- _What the task requires_:
The lines to extract begin at the one containing "Extract the structured" and run to the end of the listing; set them down exactly and alone.

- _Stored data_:
** start **
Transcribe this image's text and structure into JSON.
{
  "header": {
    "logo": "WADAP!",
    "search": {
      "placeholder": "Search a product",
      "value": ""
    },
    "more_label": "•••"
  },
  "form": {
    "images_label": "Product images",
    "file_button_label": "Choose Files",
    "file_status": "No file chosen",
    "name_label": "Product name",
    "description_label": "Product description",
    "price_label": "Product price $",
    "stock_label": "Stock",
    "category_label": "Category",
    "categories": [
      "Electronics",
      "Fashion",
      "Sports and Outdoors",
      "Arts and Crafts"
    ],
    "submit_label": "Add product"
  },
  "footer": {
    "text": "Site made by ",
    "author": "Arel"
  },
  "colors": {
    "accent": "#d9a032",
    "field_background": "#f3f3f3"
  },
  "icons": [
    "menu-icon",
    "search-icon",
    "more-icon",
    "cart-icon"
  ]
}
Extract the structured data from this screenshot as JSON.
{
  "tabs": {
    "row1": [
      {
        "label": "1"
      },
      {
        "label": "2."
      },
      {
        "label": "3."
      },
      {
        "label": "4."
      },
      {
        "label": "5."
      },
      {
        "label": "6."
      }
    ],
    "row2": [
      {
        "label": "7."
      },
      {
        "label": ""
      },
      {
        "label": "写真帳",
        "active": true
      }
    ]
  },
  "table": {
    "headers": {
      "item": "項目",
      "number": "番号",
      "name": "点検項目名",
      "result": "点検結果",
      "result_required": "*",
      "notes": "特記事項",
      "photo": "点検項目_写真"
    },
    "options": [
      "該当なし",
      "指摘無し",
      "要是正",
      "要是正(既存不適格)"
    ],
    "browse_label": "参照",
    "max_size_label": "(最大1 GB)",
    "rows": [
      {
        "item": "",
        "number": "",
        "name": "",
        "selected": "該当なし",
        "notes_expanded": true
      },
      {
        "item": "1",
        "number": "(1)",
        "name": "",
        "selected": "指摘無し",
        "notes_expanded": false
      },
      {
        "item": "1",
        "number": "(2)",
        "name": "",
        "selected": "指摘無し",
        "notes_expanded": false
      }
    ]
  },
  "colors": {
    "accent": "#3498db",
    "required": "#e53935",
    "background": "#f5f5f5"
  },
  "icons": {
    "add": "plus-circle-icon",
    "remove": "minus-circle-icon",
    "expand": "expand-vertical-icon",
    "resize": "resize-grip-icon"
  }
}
** end **
- _Finished answer_:
Extract the structured data from this screenshot as JSON.
{
  "tabs": {
    "row1": [
      {
        "label": "1"
      },
      {
        "label": "2."
      },
      {
        "label": "3."
      },
      {
        "label": "4."
      },
      {
        "label": "5."
      },
      {
        "label": "6."
      }
    ],
    "row2": [
      {
        "label": "7."
      },
      {
        "label": ""
      },
      {
        "label": "写真帳",
        "active": true
      }
    ]
  },
  "table": {
    "headers": {
      "item": "項目",
      "number": "番号",
      "name": "点検項目名",
      "result": "点検結果",
      "result_required": "*",
      "notes": "特記事項",
      "photo": "点検項目_写真"
    },
    "options": [
      "該当なし",
      "指摘無し",
      "要是正",
      "要是正(既存不適格)"
    ],
    "browse_label": "参照",
    "max_size_label": "(最大1 GB)",
    "rows": [
      {
        "item": "",
        "number": "",
        "name": "",
        "selected": "該当なし",
        "notes_expanded": true
      },
      {
        "item": "1",
        "number": "(1)",
        "name": "",
        "selected": "指摘無し",
        "notes_expanded": false
      },
      {
        "item": "1",
        "number": "(2)",
        "name": "",
        "selected": "指摘無し",
        "notes_expanded": false
      }
    ]
  },
  "colors": {
    "accent": "#3498db",
    "required": "#e53935",
    "background": "#f5f5f5"
  },
  "icons": {
    "add": "plus-circle-icon",
    "remove": "minus-circle-icon",
    "expand": "expand-vertical-icon",
    "resize": "resize-grip-icon"
  }
}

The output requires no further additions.